The data below must be copied in full and without any change.
== == ==
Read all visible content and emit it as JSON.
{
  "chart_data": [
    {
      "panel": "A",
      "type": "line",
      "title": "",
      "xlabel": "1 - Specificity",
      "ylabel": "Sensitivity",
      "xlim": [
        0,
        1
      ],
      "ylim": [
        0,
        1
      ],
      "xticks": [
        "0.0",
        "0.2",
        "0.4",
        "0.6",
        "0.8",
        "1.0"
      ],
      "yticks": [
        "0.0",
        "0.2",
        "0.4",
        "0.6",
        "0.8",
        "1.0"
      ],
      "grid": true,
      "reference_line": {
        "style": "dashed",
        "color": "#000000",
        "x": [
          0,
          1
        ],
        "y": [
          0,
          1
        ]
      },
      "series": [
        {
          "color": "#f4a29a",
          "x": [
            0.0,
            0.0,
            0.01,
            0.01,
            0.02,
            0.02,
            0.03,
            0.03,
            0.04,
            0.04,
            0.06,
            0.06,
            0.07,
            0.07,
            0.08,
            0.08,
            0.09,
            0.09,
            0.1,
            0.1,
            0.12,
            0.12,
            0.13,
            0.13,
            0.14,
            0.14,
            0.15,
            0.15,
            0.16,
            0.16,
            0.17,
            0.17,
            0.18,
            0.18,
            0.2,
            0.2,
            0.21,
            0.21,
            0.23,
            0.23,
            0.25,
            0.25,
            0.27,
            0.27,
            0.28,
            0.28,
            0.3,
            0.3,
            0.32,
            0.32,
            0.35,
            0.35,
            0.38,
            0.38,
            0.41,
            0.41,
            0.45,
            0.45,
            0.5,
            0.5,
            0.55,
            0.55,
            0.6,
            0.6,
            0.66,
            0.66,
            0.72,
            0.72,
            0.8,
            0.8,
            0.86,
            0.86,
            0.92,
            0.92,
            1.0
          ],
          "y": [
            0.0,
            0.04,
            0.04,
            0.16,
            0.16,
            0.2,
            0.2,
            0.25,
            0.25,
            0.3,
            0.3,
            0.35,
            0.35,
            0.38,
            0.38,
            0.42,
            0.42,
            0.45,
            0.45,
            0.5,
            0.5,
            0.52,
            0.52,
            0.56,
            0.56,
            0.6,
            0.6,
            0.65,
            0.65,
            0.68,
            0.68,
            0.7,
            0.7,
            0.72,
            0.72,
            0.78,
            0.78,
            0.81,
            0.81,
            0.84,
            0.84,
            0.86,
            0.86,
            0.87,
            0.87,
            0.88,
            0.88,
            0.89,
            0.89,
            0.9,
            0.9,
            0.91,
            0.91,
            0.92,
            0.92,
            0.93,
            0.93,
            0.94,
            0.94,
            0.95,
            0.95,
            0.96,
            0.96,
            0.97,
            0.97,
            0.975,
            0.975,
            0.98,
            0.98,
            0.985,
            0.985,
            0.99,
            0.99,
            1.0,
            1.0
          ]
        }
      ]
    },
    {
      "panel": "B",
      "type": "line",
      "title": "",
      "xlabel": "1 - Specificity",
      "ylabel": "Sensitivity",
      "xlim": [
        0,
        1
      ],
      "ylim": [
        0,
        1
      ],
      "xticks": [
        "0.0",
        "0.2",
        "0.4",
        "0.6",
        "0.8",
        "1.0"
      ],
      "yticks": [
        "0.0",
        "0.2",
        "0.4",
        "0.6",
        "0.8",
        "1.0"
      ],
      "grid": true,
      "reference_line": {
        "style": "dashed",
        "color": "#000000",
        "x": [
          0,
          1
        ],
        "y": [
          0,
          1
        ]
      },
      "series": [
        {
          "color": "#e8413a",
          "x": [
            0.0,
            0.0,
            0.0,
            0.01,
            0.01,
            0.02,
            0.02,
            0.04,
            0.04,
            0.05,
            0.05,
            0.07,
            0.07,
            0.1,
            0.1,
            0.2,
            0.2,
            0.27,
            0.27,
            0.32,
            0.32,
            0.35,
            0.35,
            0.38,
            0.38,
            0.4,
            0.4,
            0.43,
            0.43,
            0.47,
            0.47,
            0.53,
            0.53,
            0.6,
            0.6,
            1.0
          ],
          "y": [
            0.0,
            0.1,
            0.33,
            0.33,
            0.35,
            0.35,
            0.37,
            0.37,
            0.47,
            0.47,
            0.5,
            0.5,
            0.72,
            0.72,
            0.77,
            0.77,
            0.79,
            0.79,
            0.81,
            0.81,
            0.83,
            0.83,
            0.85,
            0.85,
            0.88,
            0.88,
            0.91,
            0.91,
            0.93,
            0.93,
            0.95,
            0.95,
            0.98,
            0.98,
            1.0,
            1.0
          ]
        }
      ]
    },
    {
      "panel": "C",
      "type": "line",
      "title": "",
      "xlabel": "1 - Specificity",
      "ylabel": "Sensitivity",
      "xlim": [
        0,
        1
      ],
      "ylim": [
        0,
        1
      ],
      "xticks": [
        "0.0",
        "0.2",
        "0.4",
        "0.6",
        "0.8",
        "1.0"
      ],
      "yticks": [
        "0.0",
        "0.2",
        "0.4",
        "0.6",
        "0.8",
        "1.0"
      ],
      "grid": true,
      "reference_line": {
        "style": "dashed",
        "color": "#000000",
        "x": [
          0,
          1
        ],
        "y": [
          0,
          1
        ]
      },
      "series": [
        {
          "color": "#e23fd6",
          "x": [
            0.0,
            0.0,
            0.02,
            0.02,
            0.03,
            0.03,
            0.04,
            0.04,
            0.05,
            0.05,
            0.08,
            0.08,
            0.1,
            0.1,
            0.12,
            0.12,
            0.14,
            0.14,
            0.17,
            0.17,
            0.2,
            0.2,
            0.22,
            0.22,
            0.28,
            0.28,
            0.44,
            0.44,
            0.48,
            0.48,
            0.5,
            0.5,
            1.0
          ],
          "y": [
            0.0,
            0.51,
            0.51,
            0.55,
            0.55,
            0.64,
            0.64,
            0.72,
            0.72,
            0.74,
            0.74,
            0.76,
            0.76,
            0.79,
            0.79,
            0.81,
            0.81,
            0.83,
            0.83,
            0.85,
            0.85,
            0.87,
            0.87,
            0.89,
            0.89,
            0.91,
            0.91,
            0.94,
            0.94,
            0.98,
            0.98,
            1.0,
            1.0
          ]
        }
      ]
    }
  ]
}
== == ==
## Response to the task
Read all visible content and emit it as JSON.
{
  "chart_data": [
    {
      "panel": "A",
      "type": "line",
      "title": "",
      "xlabel": "1 - Specificity",
      "ylabel": "Sensitivity",
      "xlim": [
        0,
        1
      ],
      "ylim": [
        0,
        1
      ],
      "xticks": [
        "0.0",
        "0.2",
        "0.4",
        "0.6",
        "0.8",
        "1.0"
      ],
      "yticks": [
        "0.0",
        "0.2",
        "0.4",
        "0.6",
        "0.8",
        "1.0"
      ],
      "grid": true,
      "reference_line": {
        "style": "dashed",
        "color": "#000000",
        "x": [
          0,
          1
        ],
        "y": [
          0,
          1
        ]
      },
      "series": [
        {
          "color": "#f4a29a",
          "x": [
            0.0,
            0.0,
            0.01,
            0.01,
            0.02,
            0.02,
            0.03,
            0.03,
            0.04,
            0.04,
            0.06,
            0.06,
            0.07,
            0.07,
            0.08,
            0.08,
            0.09,
            0.09,
            0.1,
            0.1,
            0.12,
            0.12,
            0.13,
            0.13,
            0.14,
            0.14,
            0.15,
            0.15,
            0.16,
            0.16,
            0.17,
            0.17,
            0.18,
            0.18,
            0.2,
            0.2,
            0.21,
            0.21,
            0.23,
            0.23,
            0.25,
            0.25,
            0.27,
            0.27,
            0.28,
            0.28,
            0.3,
            0.3,
            0.32,
            0.32,
            0.35,
            0.35,
            0.38,
            0.38,
            0.41,
            0.41,
            0.45,
            0.45,
            0.5,
            0.5,
            0.55,
            0.55,
            0.6,
            0.6,
            0.66,
            0.66,
            0.72,
            0.72,
            0.8,
            0.8,
            0.86,
            0.86,
            0.92,
            0.92,
            1.0
          ],
          "y": [
            0.0,
            0.04,
            0.04,
            0.16,
            0.16,
            0.2,
            0.2,
            0.25,
            0.25,
            0.3,
            0.3,
            0.35,
            0.35,
            0.38,
            0.38,
            0.42,
            0.42,
            0.45,
            0.45,
            0.5,
            0.5,
            0.52,
            0.52,
            0.56,
            0.56,
            0.6,
            0.6,
            0.65,
            0.65,
            0.68,
            0.68,
            0.7,
            0.7,
            0.72,
            0.72,
            0.78,
            0.78,
            0.81,
            0.81,
            0.84,
            0.84,
            0.86,
            0.86,
            0.87,
            0.87,
            0.88,
            0.88,
            0.89,
            0.89,
            0.9,
            0.9,
            0.91,
            0.91,
            0.92,
            0.92,
            0.93,
            0.93,
            0.94,
            0.94,
            0.95,
            0.95,
            0.96,
            0.96,
            0.97,
            0.97,
            0.975,
            0.975,
            0.98,
            0.98,
            0.985,
            0.985,
            0.99,
            0.99,
            1.0,
            1.0
          ]
        }
      ]
    },
    {
      "panel": "B",
      "type": "line",
      "title": "",
      "xlabel": "1 - Specificity",
      "ylabel": "Sensitivity",
      "xlim": [
        0,
        1
      ],
      "ylim": [
        0,
        1
      ],
      "xticks": [
        "0.0",
        "0.2",
        "0.4",
        "0.6",
        "0.8",
        "1.0"
      ],
      "yticks": [
        "0.0",
        "0.2",
        "0.4",
        "0.6",
        "0.8",
        "1.0"
      ],
      "grid": true,
      "reference_line": {
        "style": "dashed",
        "color": "#000000",
        "x": [
          0,
          1
        ],
        "y": [
          0,
          1
        ]
      },
      "series": [
        {
          "color": "#e8413a",
          "x": [
            0.0,
            0.0,
            0.0,
            0.01,
            0.01,
            0.02,
            0.02,
            0.04,
            0.04,
            0.05,
            0.05,
            0.07,
            0.07,
            0.1,
            0.1,
            0.2,
            0.2,
            0.27,
            0.27,
            0.32,
            0.32,
            0.35,
            0.35,
            0.38,
            0.38,
            0.4,
            0.4,
            0.43,
            0.43,
            0.47,
            0.47,
            0.53,
            0.53,
            0.6,
            0.6,
            1.0
          ],
          "y": [
            0.0,
            0.1,
            0.33,
            0.33,
            0.35,
            0.35,
            0.37,
            0.37,
            0.47,
            0.47,
            0.5,
            0.5,
            0.72,
            0.72,
            0.77,
            0.77,
            0.79,
            0.79,
            0.81,
            0.81,
            0.83,
            0.83,
            0.85,
            0.85,
            0.88,
            0.88,
            0.91,
            0.91,
            0.93,
            0.93,
            0.95,
            0.95,
            0.98,
            0.98,
            1.0,
            1.0
          ]
        }
      ]
    },
    {
      "panel": "C",
      "type": "line",
      "title": "",
      "xlabel": "1 - Specificity",
      "ylabel": "Sensitivity",
      "xlim": [
        0,
        1
      ],
      "ylim": [
        0,
        1
      ],
      "xticks": [
        "0.0",
        "0.2",
        "0.4",
        "0.6",
        "0.8",
        "1.0"
      ],
      "yticks": [
        "0.0",
        "0.2",
        "0.4",
        "0.6",
        "0.8",
        "1.0"
      ],
      "grid": true,
      "reference_line": {
        "style": "dashed",
        "color": "#000000",
        "x": [
          0,
          1
        ],
        "y": [
          0,
          1
        ]
      },
      "series": [
        {
          "color": "#e23fd6",
          "x": [
            0.0,
            0.0,
            0.02,
            0.02,
            0.03,
            0.03,
            0.04,
            0.04,
            0.05,
            0.05,
            0.08,
            0.08,
            0.1,
            0.1,
            0.12,
            0.12,
            0.14,
            0.14,
            0.17,
            0.17,
            0.2,
            0.2,
            0.22,
            0.22,
            0.28,
            0.28,
            0.44,
            0.44,
            0.48,
            0.48,
            0.5,
            0.5,
            1.0
          ],
          "y": [
            0.0,
            0.51,
            0.51,
            0.55,
            0.55,
            0.64,
            0.64,
            0.72,
            0.72,
            0.74,
            0.74,
            0.76,
            0.76,
            0.79,
            0.79,
            0.81,
            0.81,
            0.83,
            0.83,
            0.85,
            0.85,
            0.87,
            0.87,
            0.89,
            0.89,
            0.91,
            0.91,
            0.94,
            0.94,
            0.98,
            0.98,
            1.0,
            1.0
          ]
        }
      ]
    }
  ]
}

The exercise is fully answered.